GIVEN EXERCISE: Please quote every line word for word.

— START RECORDS TO USE —

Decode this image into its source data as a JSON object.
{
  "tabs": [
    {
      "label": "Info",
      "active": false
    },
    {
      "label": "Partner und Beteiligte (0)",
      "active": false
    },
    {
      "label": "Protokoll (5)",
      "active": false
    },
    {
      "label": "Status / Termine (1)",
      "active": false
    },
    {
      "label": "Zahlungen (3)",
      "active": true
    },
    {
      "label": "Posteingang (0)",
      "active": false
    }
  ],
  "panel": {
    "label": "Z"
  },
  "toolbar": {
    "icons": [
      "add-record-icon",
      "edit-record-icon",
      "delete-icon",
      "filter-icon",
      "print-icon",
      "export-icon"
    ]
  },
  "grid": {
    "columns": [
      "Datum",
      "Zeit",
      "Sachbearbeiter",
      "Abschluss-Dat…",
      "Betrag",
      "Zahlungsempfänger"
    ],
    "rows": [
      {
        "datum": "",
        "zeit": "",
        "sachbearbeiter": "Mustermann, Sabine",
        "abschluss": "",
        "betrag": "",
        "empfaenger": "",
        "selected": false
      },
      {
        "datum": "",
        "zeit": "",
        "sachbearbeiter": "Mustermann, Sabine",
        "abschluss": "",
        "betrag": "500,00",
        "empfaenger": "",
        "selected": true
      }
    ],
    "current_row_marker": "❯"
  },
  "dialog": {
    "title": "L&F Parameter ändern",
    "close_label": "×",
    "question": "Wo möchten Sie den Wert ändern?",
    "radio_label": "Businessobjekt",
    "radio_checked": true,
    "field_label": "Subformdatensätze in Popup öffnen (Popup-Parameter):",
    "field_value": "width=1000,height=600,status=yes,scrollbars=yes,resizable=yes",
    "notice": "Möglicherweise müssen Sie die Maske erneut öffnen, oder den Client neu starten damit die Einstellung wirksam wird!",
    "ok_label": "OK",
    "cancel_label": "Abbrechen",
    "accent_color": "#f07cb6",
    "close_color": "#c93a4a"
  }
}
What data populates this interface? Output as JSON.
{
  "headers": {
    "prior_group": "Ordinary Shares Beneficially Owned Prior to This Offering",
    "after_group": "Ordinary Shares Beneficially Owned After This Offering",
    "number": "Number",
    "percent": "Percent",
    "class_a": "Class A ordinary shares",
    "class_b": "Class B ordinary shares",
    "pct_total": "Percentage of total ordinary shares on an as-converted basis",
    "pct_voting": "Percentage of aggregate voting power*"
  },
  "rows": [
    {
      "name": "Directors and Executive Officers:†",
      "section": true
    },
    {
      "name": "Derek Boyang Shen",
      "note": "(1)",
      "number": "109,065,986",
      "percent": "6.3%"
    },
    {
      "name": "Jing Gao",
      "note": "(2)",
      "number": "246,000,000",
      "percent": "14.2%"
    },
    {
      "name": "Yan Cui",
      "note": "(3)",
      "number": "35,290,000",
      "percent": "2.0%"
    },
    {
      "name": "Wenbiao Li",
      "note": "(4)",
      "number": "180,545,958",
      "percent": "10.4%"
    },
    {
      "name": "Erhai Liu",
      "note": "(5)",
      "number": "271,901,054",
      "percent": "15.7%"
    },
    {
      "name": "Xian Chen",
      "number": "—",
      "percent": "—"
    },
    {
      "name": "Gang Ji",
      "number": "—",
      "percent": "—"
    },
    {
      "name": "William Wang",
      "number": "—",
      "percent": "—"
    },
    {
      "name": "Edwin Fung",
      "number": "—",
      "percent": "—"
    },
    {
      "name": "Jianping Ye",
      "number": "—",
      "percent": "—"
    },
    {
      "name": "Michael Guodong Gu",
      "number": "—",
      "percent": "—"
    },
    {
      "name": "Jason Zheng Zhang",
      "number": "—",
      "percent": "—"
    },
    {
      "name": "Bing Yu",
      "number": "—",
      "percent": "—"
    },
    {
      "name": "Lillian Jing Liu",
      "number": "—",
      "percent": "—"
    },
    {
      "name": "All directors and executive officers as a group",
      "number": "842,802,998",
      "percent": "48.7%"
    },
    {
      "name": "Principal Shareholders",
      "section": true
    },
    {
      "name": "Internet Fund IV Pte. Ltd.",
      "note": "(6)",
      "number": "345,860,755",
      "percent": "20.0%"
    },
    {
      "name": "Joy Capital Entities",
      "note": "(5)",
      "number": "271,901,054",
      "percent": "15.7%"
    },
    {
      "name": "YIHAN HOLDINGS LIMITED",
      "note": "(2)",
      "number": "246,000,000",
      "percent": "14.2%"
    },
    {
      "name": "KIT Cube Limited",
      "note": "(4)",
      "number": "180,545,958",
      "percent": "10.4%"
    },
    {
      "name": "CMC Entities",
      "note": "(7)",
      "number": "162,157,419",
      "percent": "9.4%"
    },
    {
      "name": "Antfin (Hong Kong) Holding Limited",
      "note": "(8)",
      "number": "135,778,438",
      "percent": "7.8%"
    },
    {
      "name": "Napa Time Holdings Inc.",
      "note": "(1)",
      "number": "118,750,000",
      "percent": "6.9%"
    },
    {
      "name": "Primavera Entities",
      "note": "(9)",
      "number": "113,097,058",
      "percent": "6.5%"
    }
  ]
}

— END RECORDS TO USE —

FINISHED TASK:
Decode this image into its source data as a JSON object.
{
  "tabs": [
    {
      "label": "Info",
      "active": false
    },
    {
      "label": "Partner und Beteiligte (0)",
      "active": false
    },
    {
      "label": "Protokoll (5)",
      "active": false
    },
    {
      "label": "Status / Termine (1)",
      "active": false
    },
    {
      "label": "Zahlungen (3)",
      "active": true
    },
    {
      "label": "Posteingang (0)",
      "active": false
    }
  ],
  "panel": {
    "label": "Z"
  },
  "toolbar": {
    "icons": [
      "add-record-icon",
      "edit-record-icon",
      "delete-icon",
      "filter-icon",
      "print-icon",
      "export-icon"
    ]
  },
  "grid": {
    "columns": [
      "Datum",
      "Zeit",
      "Sachbearbeiter",
      "Abschluss-Dat…",
      "Betrag",
      "Zahlungsempfänger"
    ],
    "rows": [
      {
        "datum": "",
        "zeit": "",
        "sachbearbeiter": "Mustermann, Sabine",
        "abschluss": "",
        "betrag": "",
        "empfaenger": "",
        "selected": false
      },
      {
        "datum": "",
        "zeit": "",
        "sachbearbeiter": "Mustermann, Sabine",
        "abschluss": "",
        "betrag": "500,00",
        "empfaenger": "",
        "selected": true
      }
    ],
    "current_row_marker": "❯"
  },
  "dialog": {
    "title": "L&F Parameter ändern",
    "close_label": "×",
    "question": "Wo möchten Sie den Wert ändern?",
    "radio_label": "Businessobjekt",
    "radio_checked": true,
    "field_label": "Subformdatensätze in Popup öffnen (Popup-Parameter):",
    "field_value": "width=1000,height=600,status=yes,scrollbars=yes,resizable=yes",
    "notice": "Möglicherweise müssen Sie die Maske erneut öffnen, oder den Client neu starten damit die Einstellung wirksam wird!",
    "ok_label": "OK",
    "cancel_label": "Abbrechen",
    "accent_color": "#f07cb6",
    "close_color": "#c93a4a"
  }
}
What data populates this interface? Output as JSON.
{
  "headers": {
    "prior_group": "Ordinary Shares Beneficially Owned Prior to This Offering",
    "after_group": "Ordinary Shares Beneficially Owned After This Offering",
    "number": "Number",
    "percent": "Percent",
    "class_a": "Class A ordinary shares",
    "class_b": "Class B ordinary shares",
    "pct_total": "Percentage of total ordinary shares on an as-converted basis",
    "pct_voting": "Percentage of aggregate voting power*"
  },
  "rows": [
    {
      "name": "Directors and Executive Officers:†",
      "section": true
    },
    {
      "name": "Derek Boyang Shen",
      "note": "(1)",
      "number": "109,065,986",
      "percent": "6.3%"
    },
    {
      "name": "Jing Gao",
      "note": "(2)",
      "number": "246,000,000",
      "percent": "14.2%"
    },
    {
      "name": "Yan Cui",
      "note": "(3)",
      "number": "35,290,000",
      "percent": "2.0%"
    },
    {
      "name": "Wenbiao Li",
      "note": "(4)",
      "number": "180,545,958",
      "percent": "10.4%"
    },
    {
      "name": "Erhai Liu",
      "note": "(5)",
      "number": "271,901,054",
      "percent": "15.7%"
    },
    {
      "name": "Xian Chen",
      "number": "—",
      "percent": "—"
    },
    {
      "name": "Gang Ji",
      "number": "—",
      "percent": "—"
    },
    {
      "name": "William Wang",
      "number": "—",
      "percent": "—"
    },
    {
      "name": "Edwin Fung",
      "number": "—",
      "percent": "—"
    },
    {
      "name": "Jianping Ye",
      "number": "—",
      "percent": "—"
    },
    {
      "name": "Michael Guodong Gu",
      "number": "—",
      "percent": "—"
    },
    {
      "name": "Jason Zheng Zhang",
      "number": "—",
      "percent": "—"
    },
    {
      "name": "Bing Yu",
      "number": "—",
      "percent": "—"
    },
    {
      "name": "Lillian Jing Liu",
      "number": "—",
      "percent": "—"
    },
    {
      "name": "All directors and executive officers as a group",
      "number": "842,802,998",
      "percent": "48.7%"
    },
    {
      "name": "Principal Shareholders",
      "section": true
    },
    {
      "name": "Internet Fund IV Pte. Ltd.",
      "note": "(6)",
      "number": "345,860,755",
      "percent": "20.0%"
    },
    {
      "name": "Joy Capital Entities",
      "note": "(5)",
      "number": "271,901,054",
      "percent": "15.7%"
    },
    {
      "name": "YIHAN HOLDINGS LIMITED",
      "note": "(2)",
      "number": "246,000,000",
      "percent": "14.2%"
    },
    {
      "name": "KIT Cube Limited",
      "note": "(4)",
      "number": "180,545,958",
      "percent": "10.4%"
    },
    {
      "name": "CMC Entities",
      "note": "(7)",
      "number": "162,157,419",
      "percent": "9.4%"
    },
    {
      "name": "Antfin (Hong Kong) Holding Limited",
      "note": "(8)",
      "number": "135,778,438",
      "percent": "7.8%"
    },
    {
      "name": "Napa Time Holdings Inc.",
      "note": "(1)",
      "number": "118,750,000",
      "percent": "6.9%"
    },
    {
      "name": "Primavera Entities",
      "note": "(9)",
      "number": "113,097,058",
      "percent": "6.5%"
    }
  ]
}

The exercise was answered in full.